▶ _Requirement_: Pull out each line of the data that includes the word "name".

Start of Material to process

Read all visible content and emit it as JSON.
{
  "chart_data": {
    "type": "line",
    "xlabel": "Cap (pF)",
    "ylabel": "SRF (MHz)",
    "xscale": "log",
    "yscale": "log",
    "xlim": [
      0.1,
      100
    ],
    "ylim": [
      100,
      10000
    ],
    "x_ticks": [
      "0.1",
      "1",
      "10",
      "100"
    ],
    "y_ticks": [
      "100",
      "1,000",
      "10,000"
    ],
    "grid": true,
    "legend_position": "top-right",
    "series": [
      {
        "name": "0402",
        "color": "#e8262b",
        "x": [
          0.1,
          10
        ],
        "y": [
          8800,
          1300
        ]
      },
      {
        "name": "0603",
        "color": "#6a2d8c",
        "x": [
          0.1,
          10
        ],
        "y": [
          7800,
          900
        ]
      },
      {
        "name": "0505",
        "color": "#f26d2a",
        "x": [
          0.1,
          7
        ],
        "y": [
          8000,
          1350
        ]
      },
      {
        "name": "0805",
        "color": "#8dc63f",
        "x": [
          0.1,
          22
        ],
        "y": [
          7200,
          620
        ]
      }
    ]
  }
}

End of Material to process

▶ _Output for this task_:
        "name": "0402",
        "name": "0603",
        "name": "0505",
        "name": "0805",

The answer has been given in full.